- Aim of the exercise -
Repeat every one of the records below word for word, with no changes.

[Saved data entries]
------------------------
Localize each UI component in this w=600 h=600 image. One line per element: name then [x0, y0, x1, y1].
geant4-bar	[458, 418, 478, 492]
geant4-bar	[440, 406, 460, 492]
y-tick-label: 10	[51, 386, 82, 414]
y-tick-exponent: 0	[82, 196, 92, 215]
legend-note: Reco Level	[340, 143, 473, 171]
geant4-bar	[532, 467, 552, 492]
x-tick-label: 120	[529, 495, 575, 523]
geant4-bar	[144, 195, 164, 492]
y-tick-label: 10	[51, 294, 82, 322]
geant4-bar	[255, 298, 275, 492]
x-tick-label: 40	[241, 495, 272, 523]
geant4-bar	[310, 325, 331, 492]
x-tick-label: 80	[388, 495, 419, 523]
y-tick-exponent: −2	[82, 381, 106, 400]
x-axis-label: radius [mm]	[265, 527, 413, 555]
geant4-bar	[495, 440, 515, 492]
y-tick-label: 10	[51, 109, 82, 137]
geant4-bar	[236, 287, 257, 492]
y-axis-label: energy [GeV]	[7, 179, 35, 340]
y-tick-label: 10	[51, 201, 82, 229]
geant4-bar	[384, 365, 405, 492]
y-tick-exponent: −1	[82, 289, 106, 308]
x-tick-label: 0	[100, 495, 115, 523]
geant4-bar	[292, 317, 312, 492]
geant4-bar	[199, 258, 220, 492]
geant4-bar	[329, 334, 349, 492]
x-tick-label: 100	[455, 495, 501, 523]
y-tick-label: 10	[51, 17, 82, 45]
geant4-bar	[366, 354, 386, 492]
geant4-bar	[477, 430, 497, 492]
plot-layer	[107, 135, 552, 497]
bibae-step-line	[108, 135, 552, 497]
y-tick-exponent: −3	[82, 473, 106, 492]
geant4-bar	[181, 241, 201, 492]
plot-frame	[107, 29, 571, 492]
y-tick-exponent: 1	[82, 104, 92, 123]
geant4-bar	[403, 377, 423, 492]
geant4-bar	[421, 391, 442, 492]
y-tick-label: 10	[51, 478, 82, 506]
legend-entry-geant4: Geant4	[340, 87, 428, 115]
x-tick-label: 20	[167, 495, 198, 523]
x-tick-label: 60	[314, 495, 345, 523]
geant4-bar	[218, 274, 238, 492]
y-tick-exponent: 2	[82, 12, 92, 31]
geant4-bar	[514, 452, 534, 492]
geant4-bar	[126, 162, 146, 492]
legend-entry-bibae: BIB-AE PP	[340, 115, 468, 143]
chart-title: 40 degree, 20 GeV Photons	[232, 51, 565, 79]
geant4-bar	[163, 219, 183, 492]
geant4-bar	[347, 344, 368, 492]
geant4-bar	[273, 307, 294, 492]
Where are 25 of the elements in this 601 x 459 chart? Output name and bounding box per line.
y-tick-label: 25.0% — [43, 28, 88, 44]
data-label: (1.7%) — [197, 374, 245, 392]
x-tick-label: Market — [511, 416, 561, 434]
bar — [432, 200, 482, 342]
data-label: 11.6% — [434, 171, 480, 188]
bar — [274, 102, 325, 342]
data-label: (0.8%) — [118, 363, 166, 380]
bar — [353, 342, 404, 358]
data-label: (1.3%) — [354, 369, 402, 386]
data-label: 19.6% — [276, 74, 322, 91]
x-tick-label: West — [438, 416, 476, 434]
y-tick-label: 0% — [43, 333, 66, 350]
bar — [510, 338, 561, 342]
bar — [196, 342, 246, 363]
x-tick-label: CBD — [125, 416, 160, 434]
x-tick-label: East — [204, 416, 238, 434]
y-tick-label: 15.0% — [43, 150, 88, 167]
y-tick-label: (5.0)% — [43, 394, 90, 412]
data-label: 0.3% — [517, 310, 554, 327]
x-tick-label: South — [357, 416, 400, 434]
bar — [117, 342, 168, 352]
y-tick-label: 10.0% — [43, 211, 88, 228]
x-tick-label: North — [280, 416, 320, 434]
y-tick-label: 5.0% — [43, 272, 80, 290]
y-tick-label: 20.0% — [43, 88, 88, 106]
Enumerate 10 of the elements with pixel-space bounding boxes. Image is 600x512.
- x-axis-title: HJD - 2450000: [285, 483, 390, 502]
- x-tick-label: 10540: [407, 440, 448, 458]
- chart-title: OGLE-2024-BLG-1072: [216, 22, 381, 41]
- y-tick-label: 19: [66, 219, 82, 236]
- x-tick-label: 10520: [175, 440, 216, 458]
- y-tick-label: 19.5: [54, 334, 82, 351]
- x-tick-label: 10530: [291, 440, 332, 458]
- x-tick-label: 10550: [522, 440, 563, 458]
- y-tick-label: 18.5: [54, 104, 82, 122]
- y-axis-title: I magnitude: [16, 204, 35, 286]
------------------------
- Task result -
Localize each UI component in this w=600 h=600 image. One line per element: name then [x0, y0, x1, y1].
geant4-bar	[458, 418, 478, 492]
geant4-bar	[440, 406, 460, 492]
y-tick-label: 10	[51, 386, 82, 414]
y-tick-exponent: 0	[82, 196, 92, 215]
legend-note: Reco Level	[340, 143, 473, 171]
geant4-bar	[532, 467, 552, 492]
x-tick-label: 120	[529, 495, 575, 523]
geant4-bar	[144, 195, 164, 492]
y-tick-label: 10	[51, 294, 82, 322]
geant4-bar	[255, 298, 275, 492]
x-tick-label: 40	[241, 495, 272, 523]
geant4-bar	[310, 325, 331, 492]
x-tick-label: 80	[388, 495, 419, 523]
y-tick-exponent: −2	[82, 381, 106, 400]
x-axis-label: radius [mm]	[265, 527, 413, 555]
geant4-bar	[495, 440, 515, 492]
y-tick-label: 10	[51, 109, 82, 137]
geant4-bar	[236, 287, 257, 492]
y-axis-label: energy [GeV]	[7, 179, 35, 340]
y-tick-label: 10	[51, 201, 82, 229]
geant4-bar	[384, 365, 405, 492]
y-tick-exponent: −1	[82, 289, 106, 308]
x-tick-label: 0	[100, 495, 115, 523]
geant4-bar	[292, 317, 312, 492]
geant4-bar	[199, 258, 220, 492]
geant4-bar	[329, 334, 349, 492]
x-tick-label: 100	[455, 495, 501, 523]
y-tick-label: 10	[51, 17, 82, 45]
geant4-bar	[366, 354, 386, 492]
geant4-bar	[477, 430, 497, 492]
plot-layer	[107, 135, 552, 497]
bibae-step-line	[108, 135, 552, 497]
y-tick-exponent: −3	[82, 473, 106, 492]
geant4-bar	[181, 241, 201, 492]
plot-frame	[107, 29, 571, 492]
y-tick-exponent: 1	[82, 104, 92, 123]
geant4-bar	[403, 377, 423, 492]
geant4-bar	[421, 391, 442, 492]
y-tick-label: 10	[51, 478, 82, 506]
legend-entry-geant4: Geant4	[340, 87, 428, 115]
x-tick-label: 20	[167, 495, 198, 523]
x-tick-label: 60	[314, 495, 345, 523]
geant4-bar	[218, 274, 238, 492]
y-tick-exponent: 2	[82, 12, 92, 31]
geant4-bar	[514, 452, 534, 492]
geant4-bar	[126, 162, 146, 492]
legend-entry-bibae: BIB-AE PP	[340, 115, 468, 143]
chart-title: 40 degree, 20 GeV Photons	[232, 51, 565, 79]
geant4-bar	[163, 219, 183, 492]
geant4-bar	[347, 344, 368, 492]
geant4-bar	[273, 307, 294, 492]
Where are 25 of the elements in this 601 x 459 chart? Output name and bounding box per line.
y-tick-label: 25.0% — [43, 28, 88, 44]
data-label: (1.7%) — [197, 374, 245, 392]
x-tick-label: Market — [511, 416, 561, 434]
bar — [432, 200, 482, 342]
data-label: 11.6% — [434, 171, 480, 188]
bar — [274, 102, 325, 342]
data-label: (0.8%) — [118, 363, 166, 380]
bar — [353, 342, 404, 358]
data-label: (1.3%) — [354, 369, 402, 386]
data-label: 19.6% — [276, 74, 322, 91]
x-tick-label: West — [438, 416, 476, 434]
y-tick-label: 0% — [43, 333, 66, 350]
bar — [510, 338, 561, 342]
bar — [196, 342, 246, 363]
x-tick-label: CBD — [125, 416, 160, 434]
x-tick-label: East — [204, 416, 238, 434]
y-tick-label: 15.0% — [43, 150, 88, 167]
y-tick-label: (5.0)% — [43, 394, 90, 412]
data-label: 0.3% — [517, 310, 554, 327]
x-tick-label: South — [357, 416, 400, 434]
bar — [117, 342, 168, 352]
y-tick-label: 10.0% — [43, 211, 88, 228]
x-tick-label: North — [280, 416, 320, 434]
y-tick-label: 5.0% — [43, 272, 80, 290]
y-tick-label: 20.0% — [43, 88, 88, 106]
Enumerate 10 of the elements with pixel-space bounding boxes. Image is 600x512.
- x-axis-title: HJD - 2450000: [285, 483, 390, 502]
- x-tick-label: 10540: [407, 440, 448, 458]
- chart-title: OGLE-2024-BLG-1072: [216, 22, 381, 41]
- y-tick-label: 19: [66, 219, 82, 236]
- x-tick-label: 10520: [175, 440, 216, 458]
- y-tick-label: 19.5: [54, 334, 82, 351]
- x-tick-label: 10530: [291, 440, 332, 458]
- x-tick-label: 10550: [522, 440, 563, 458]
- y-tick-label: 18.5: [54, 104, 82, 122]
- y-axis-title: I magnitude: [16, 204, 35, 286]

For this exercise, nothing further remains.